Objective: Every entry needs to be printed exactly, please.

Record extracts:
-- START --

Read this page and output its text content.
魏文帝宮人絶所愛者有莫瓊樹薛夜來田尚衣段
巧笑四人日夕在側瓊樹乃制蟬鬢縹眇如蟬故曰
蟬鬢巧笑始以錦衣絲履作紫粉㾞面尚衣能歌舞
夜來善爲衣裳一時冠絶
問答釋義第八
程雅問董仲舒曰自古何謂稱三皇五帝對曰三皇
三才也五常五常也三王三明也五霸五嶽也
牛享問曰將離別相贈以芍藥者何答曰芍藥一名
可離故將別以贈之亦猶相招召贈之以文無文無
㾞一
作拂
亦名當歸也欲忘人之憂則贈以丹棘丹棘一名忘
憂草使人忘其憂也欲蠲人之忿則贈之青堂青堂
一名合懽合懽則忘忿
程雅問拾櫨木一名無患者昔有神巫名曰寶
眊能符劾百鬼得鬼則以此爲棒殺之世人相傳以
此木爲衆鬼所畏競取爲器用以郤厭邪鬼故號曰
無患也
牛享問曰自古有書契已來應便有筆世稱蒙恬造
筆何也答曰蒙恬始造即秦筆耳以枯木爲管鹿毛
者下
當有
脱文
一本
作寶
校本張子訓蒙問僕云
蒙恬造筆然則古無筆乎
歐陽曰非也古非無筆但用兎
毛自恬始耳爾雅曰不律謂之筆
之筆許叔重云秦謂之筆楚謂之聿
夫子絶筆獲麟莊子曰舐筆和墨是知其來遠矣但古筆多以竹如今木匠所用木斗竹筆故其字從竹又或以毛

-- END --

Problem solution:
Read this page and output its text content.
魏文帝宮人絶所愛者有莫瓊樹薛夜來田尚衣段
巧笑四人日夕在側瓊樹乃制蟬鬢縹眇如蟬故曰
蟬鬢巧笑始以錦衣絲履作紫粉㾞面尚衣能歌舞
夜來善爲衣裳一時冠絶
問答釋義第八
程雅問董仲舒曰自古何謂稱三皇五帝對曰三皇
三才也五常五常也三王三明也五霸五嶽也
牛享問曰將離別相贈以芍藥者何答曰芍藥一名
可離故將別以贈之亦猶相招召贈之以文無文無
㾞一
作拂
亦名當歸也欲忘人之憂則贈以丹棘丹棘一名忘
憂草使人忘其憂也欲蠲人之忿則贈之青堂青堂
一名合懽合懽則忘忿
程雅問拾櫨木一名無患者昔有神巫名曰寶
眊能符劾百鬼得鬼則以此爲棒殺之世人相傳以
此木爲衆鬼所畏競取爲器用以郤厭邪鬼故號曰
無患也
牛享問曰自古有書契已來應便有筆世稱蒙恬造
筆何也答曰蒙恬始造即秦筆耳以枯木爲管鹿毛
者下
當有
脱文
一本
作寶
校本張子訓蒙問僕云
蒙恬造筆然則古無筆乎
歐陽曰非也古非無筆但用兎
毛自恬始耳爾雅曰不律謂之筆
之筆許叔重云秦謂之筆楚謂之聿
夫子絶筆獲麟莊子曰舐筆和墨是知其來遠矣但古筆多以竹如今木匠所用木斗竹筆故其字從竹又或以毛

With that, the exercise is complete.